Lines containing the word "product" should be extracted in full.

####################

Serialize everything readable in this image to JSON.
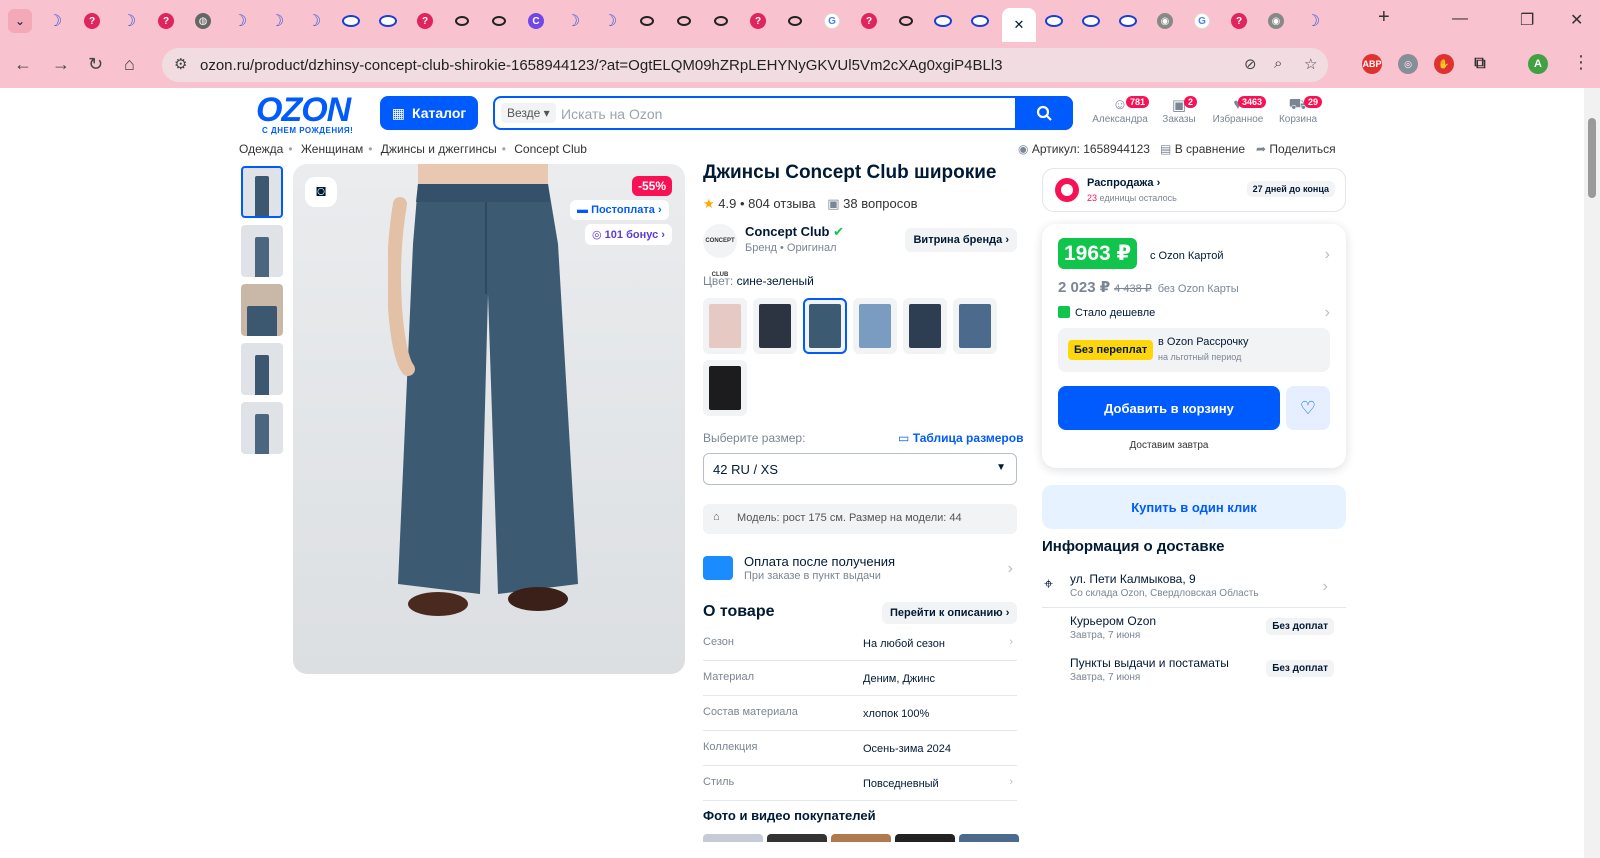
{
  "browser": {
    "tabs_menu_icon": "chevron-down-icon",
    "tab_icons": [
      "moon",
      "q",
      "moon",
      "q",
      "globe",
      "moon",
      "moon",
      "moon",
      "ozon",
      "ozon",
      "q",
      "ring",
      "ring",
      "c",
      "moon",
      "moon",
      "ring",
      "ring",
      "ring",
      "q",
      "ring",
      "g",
      "q",
      "ring",
      "ozon",
      "ozon",
      "close",
      "ozon",
      "ozon",
      "ozon",
      "chrome",
      "g",
      "q",
      "chrome",
      "moon"
    ],
    "new_tab": "+",
    "url": "ozon.ru/product/dzhinsy-concept-club-shirokie-1658944123/?at=OgtELQM09hZRpLEHYNyGKVUl5Vm2cXAg0xgiP4BLl3",
    "extensions": [
      "ABP"
    ],
    "profile_initial": "A"
  },
  "header": {
    "logo_text": "OZON",
    "logo_sub": "С ДНЕМ РОЖДЕНИЯ!",
    "catalog_label": "Каталог",
    "search_scope": "Везде",
    "search_placeholder": "Искать на Ozon",
    "icons": [
      {
        "label": "Александра",
        "badge": "781"
      },
      {
        "label": "Заказы",
        "badge": "2"
      },
      {
        "label": "Избранное",
        "badge": "3463"
      },
      {
        "label": "Корзина",
        "badge": "29"
      }
    ]
  },
  "breadcrumbs": [
    "Одежда",
    "Женщинам",
    "Джинсы и джеггинсы",
    "Concept Club"
  ],
  "meta": {
    "article": "Артикул: 1658944123",
    "compare": "В сравнение",
    "share": "Поделиться"
  },
  "gallery": {
    "discount": "-55%",
    "postpay": "Постоплата",
    "bonus": "101 бонус"
  },
  "product": {
    "title": "Джинсы Concept Club широкие",
    "rating": "4.9 • 804 отзыва",
    "questions": "38 вопросов",
    "brand_logo_text": "CONCEPT CLUB",
    "brand_name": "Concept Club",
    "brand_sub": "Бренд • Оригинал",
    "storefront": "Витрина бренда",
    "color_label": "Цвет:",
    "color_value": "сине-зеленый",
    "size_label": "Выберите размер:",
    "size_table": "Таблица размеров",
    "size_value": "42 RU / XS",
    "model_info": "Модель: рост 175 см. Размер на модели: 44",
    "pay_title": "Оплата после получения",
    "pay_sub": "При заказе в пункт выдачи",
    "about_title": "О товаре",
    "about_link": "Перейти к описанию",
    "specs": [
      {
        "k": "Сезон",
        "v": "На любой сезон"
      },
      {
        "k": "Материал",
        "v": "Деним, Джинс"
      },
      {
        "k": "Состав материала",
        "v": "хлопок 100%"
      },
      {
        "k": "Коллекция",
        "v": "Осень-зима 2024"
      },
      {
        "k": "Стиль",
        "v": "Повседневный"
      }
    ],
    "photos_title": "Фото и видео покупателей"
  },
  "price": {
    "promo_title": "Распродажа",
    "promo_left_count": "23",
    "promo_left_text": "единицы осталось",
    "promo_days": "27 дней до конца",
    "card_price": "1963 ₽",
    "card_price_label": "с Ozon Картой",
    "price": "2 023 ₽",
    "old_price": "4 438 ₽",
    "price_label": "без Ozon Карты",
    "cheaper": "Стало дешевле",
    "installment_tag": "Без переплат",
    "installment_a": "в Ozon Рассрочку",
    "installment_b": "на льготный период",
    "add_to_cart": "Добавить в корзину",
    "deliver": "Доставим завтра",
    "one_click": "Купить в один клик"
  },
  "delivery": {
    "title": "Информация о доставке",
    "address": "ул. Пети Калмыкова, 9",
    "address_sub": "Со склада Ozon, Свердловская Область",
    "rows": [
      {
        "name": "Курьером Ozon",
        "date": "Завтра, 7 июня",
        "tag": "Без доплат"
      },
      {
        "name": "Пункты выдачи и постаматы",
        "date": "Завтра, 7 июня",
        "tag": "Без доплат"
      }
    ]
  }
}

####################

- _EXPECTED OUTPUT_:
    "url": "ozon.ru/product/dzhinsy-concept-club-shirokie-1658944123/?at=OgtELQM09hZRpLEHYNyGKVUl5Vm2cXAg0xgiP4BLl3",
  "product": {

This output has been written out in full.